start Material provided

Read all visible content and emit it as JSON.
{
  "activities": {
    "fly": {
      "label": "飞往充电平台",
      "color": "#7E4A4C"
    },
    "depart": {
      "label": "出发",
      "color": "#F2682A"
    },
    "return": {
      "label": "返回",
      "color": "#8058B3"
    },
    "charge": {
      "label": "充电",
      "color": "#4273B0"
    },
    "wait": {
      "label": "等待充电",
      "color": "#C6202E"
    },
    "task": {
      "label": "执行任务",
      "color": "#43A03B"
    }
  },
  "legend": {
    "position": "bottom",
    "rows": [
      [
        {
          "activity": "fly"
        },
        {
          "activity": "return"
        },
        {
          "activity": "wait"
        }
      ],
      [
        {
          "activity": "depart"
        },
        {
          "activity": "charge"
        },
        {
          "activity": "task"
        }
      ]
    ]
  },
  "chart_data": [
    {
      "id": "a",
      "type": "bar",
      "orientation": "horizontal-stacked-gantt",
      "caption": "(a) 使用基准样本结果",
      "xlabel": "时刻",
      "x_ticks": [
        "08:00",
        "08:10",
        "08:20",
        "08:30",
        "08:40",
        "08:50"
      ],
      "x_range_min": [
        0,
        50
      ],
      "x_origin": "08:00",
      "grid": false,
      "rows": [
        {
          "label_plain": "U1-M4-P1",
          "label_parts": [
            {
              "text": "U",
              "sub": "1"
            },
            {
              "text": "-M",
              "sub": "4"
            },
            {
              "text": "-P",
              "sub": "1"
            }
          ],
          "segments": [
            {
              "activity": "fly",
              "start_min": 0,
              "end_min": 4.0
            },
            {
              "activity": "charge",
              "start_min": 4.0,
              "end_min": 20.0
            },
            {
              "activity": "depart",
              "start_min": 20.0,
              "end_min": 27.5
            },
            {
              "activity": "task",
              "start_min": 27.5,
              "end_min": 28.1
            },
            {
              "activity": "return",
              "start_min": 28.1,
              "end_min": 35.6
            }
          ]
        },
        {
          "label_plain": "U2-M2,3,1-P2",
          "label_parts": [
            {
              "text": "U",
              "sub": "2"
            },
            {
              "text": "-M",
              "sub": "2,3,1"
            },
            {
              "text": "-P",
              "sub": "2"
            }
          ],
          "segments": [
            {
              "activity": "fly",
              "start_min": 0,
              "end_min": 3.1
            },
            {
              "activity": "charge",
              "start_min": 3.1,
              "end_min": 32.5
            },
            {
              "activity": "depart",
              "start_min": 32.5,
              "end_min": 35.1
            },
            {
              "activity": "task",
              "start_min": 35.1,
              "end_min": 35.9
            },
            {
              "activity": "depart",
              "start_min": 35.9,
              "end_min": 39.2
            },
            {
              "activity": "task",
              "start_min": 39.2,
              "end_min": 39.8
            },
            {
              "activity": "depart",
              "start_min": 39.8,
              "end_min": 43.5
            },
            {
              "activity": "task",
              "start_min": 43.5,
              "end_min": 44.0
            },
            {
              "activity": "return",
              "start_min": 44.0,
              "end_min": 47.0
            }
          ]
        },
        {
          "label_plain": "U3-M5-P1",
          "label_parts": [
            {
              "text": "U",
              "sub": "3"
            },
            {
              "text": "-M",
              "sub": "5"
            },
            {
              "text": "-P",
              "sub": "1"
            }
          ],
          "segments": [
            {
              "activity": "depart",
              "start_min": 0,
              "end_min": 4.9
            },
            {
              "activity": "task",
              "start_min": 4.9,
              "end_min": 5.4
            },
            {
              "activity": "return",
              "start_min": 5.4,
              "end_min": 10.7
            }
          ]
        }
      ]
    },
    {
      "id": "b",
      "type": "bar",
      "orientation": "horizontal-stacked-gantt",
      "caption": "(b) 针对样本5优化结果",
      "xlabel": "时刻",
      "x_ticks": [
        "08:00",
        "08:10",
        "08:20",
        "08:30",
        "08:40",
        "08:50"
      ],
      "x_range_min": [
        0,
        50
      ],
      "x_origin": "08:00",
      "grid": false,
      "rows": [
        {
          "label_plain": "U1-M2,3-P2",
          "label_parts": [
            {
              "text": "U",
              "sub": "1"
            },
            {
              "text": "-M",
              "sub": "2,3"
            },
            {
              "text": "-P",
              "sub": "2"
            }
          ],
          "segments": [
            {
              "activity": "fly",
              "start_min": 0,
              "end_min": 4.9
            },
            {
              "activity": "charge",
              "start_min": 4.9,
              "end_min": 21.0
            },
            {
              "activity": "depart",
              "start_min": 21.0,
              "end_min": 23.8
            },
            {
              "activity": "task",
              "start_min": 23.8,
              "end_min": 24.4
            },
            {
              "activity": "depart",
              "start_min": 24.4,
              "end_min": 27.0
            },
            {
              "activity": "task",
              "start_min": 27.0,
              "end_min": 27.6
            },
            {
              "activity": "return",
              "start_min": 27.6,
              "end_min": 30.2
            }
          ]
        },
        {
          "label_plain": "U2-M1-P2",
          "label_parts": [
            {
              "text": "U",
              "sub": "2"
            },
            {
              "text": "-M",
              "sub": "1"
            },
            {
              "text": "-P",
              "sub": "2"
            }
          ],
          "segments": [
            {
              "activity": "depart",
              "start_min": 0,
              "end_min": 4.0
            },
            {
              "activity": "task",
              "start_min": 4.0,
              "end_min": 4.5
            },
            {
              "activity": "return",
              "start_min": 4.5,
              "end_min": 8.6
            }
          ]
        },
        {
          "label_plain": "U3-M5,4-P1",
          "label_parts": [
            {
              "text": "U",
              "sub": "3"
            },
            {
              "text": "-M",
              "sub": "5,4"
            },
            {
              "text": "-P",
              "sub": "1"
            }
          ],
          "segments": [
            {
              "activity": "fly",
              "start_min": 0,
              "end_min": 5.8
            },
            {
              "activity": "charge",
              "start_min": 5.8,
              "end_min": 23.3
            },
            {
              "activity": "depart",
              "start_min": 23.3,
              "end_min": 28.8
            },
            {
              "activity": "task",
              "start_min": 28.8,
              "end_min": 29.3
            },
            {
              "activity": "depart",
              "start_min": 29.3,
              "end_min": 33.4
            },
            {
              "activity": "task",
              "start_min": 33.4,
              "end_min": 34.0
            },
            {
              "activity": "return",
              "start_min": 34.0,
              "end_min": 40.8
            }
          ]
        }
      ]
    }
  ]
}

end Material provided

The full set of records should be duplicated exactly.

Read all visible content and emit it as JSON.
{
  "activities": {
    "fly": {
      "label": "飞往充电平台",
      "color": "#7E4A4C"
    },
    "depart": {
      "label": "出发",
      "color": "#F2682A"
    },
    "return": {
      "label": "返回",
      "color": "#8058B3"
    },
    "charge": {
      "label": "充电",
      "color": "#4273B0"
    },
    "wait": {
      "label": "等待充电",
      "color": "#C6202E"
    },
    "task": {
      "label": "执行任务",
      "color": "#43A03B"
    }
  },
  "legend": {
    "position": "bottom",
    "rows": [
      [
        {
          "activity": "fly"
        },
        {
          "activity": "return"
        },
        {
          "activity": "wait"
        }
      ],
      [
        {
          "activity": "depart"
        },
        {
          "activity": "charge"
        },
        {
          "activity": "task"
        }
      ]
    ]
  },
  "chart_data": [
    {
      "id": "a",
      "type": "bar",
      "orientation": "horizontal-stacked-gantt",
      "caption": "(a) 使用基准样本结果",
      "xlabel": "时刻",
      "x_ticks": [
        "08:00",
        "08:10",
        "08:20",
        "08:30",
        "08:40",
        "08:50"
      ],
      "x_range_min": [
        0,
        50
      ],
      "x_origin": "08:00",
      "grid": false,
      "rows": [
        {
          "label_plain": "U1-M4-P1",
          "label_parts": [
            {
              "text": "U",
              "sub": "1"
            },
            {
              "text": "-M",
              "sub": "4"
            },
            {
              "text": "-P",
              "sub": "1"
            }
          ],
          "segments": [
            {
              "activity": "fly",
              "start_min": 0,
              "end_min": 4.0
            },
            {
              "activity": "charge",
              "start_min": 4.0,
              "end_min": 20.0
            },
            {
              "activity": "depart",
              "start_min": 20.0,
              "end_min": 27.5
            },
            {
              "activity": "task",
              "start_min": 27.5,
              "end_min": 28.1
            },
            {
              "activity": "return",
              "start_min": 28.1,
              "end_min": 35.6
            }
          ]
        },
        {
          "label_plain": "U2-M2,3,1-P2",
          "label_parts": [
            {
              "text": "U",
              "sub": "2"
            },
            {
              "text": "-M",
              "sub": "2,3,1"
            },
            {
              "text": "-P",
              "sub": "2"
            }
          ],
          "segments": [
            {
              "activity": "fly",
              "start_min": 0,
              "end_min": 3.1
            },
            {
              "activity": "charge",
              "start_min": 3.1,
              "end_min": 32.5
            },
            {
              "activity": "depart",
              "start_min": 32.5,
              "end_min": 35.1
            },
            {
              "activity": "task",
              "start_min": 35.1,
              "end_min": 35.9
            },
            {
              "activity": "depart",
              "start_min": 35.9,
              "end_min": 39.2
            },
            {
              "activity": "task",
              "start_min": 39.2,
              "end_min": 39.8
            },
            {
              "activity": "depart",
              "start_min": 39.8,
              "end_min": 43.5
            },
            {
              "activity": "task",
              "start_min": 43.5,
              "end_min": 44.0
            },
            {
              "activity": "return",
              "start_min": 44.0,
              "end_min": 47.0
            }
          ]
        },
        {
          "label_plain": "U3-M5-P1",
          "label_parts": [
            {
              "text": "U",
              "sub": "3"
            },
            {
              "text": "-M",
              "sub": "5"
            },
            {
              "text": "-P",
              "sub": "1"
            }
          ],
          "segments": [
            {
              "activity": "depart",
              "start_min": 0,
              "end_min": 4.9
            },
            {
              "activity": "task",
              "start_min": 4.9,
              "end_min": 5.4
            },
            {
              "activity": "return",
              "start_min": 5.4,
              "end_min": 10.7
            }
          ]
        }
      ]
    },
    {
      "id": "b",
      "type": "bar",
      "orientation": "horizontal-stacked-gantt",
      "caption": "(b) 针对样本5优化结果",
      "xlabel": "时刻",
      "x_ticks": [
        "08:00",
        "08:10",
        "08:20",
        "08:30",
        "08:40",
        "08:50"
      ],
      "x_range_min": [
        0,
        50
      ],
      "x_origin": "08:00",
      "grid": false,
      "rows": [
        {
          "label_plain": "U1-M2,3-P2",
          "label_parts": [
            {
              "text": "U",
              "sub": "1"
            },
            {
              "text": "-M",
              "sub": "2,3"
            },
            {
              "text": "-P",
              "sub": "2"
            }
          ],
          "segments": [
            {
              "activity": "fly",
              "start_min": 0,
              "end_min": 4.9
            },
            {
              "activity": "charge",
              "start_min": 4.9,
              "end_min": 21.0
            },
            {
              "activity": "depart",
              "start_min": 21.0,
              "end_min": 23.8
            },
            {
              "activity": "task",
              "start_min": 23.8,
              "end_min": 24.4
            },
            {
              "activity": "depart",
              "start_min": 24.4,
              "end_min": 27.0
            },
            {
              "activity": "task",
              "start_min": 27.0,
              "end_min": 27.6
            },
            {
              "activity": "return",
              "start_min": 27.6,
              "end_min": 30.2
            }
          ]
        },
        {
          "label_plain": "U2-M1-P2",
          "label_parts": [
            {
              "text": "U",
              "sub": "2"
            },
            {
              "text": "-M",
              "sub": "1"
            },
            {
              "text": "-P",
              "sub": "2"
            }
          ],
          "segments": [
            {
              "activity": "depart",
              "start_min": 0,
              "end_min": 4.0
            },
            {
              "activity": "task",
              "start_min": 4.0,
              "end_min": 4.5
            },
            {
              "activity": "return",
              "start_min": 4.5,
              "end_min": 8.6
            }
          ]
        },
        {
          "label_plain": "U3-M5,4-P1",
          "label_parts": [
            {
              "text": "U",
              "sub": "3"
            },
            {
              "text": "-M",
              "sub": "5,4"
            },
            {
              "text": "-P",
              "sub": "1"
            }
          ],
          "segments": [
            {
              "activity": "fly",
              "start_min": 0,
              "end_min": 5.8
            },
            {
              "activity": "charge",
              "start_min": 5.8,
              "end_min": 23.3
            },
            {
              "activity": "depart",
              "start_min": 23.3,
              "end_min": 28.8
            },
            {
              "activity": "task",
              "start_min": 28.8,
              "end_min": 29.3
            },
            {
              "activity": "depart",
              "start_min": 29.3,
              "end_min": 33.4
            },
            {
              "activity": "task",
              "start_min": 33.4,
              "end_min": 34.0
            },
            {
              "activity": "return",
              "start_min": 34.0,
              "end_min": 40.8
            }
          ]
        }
      ]
    }
  ]
}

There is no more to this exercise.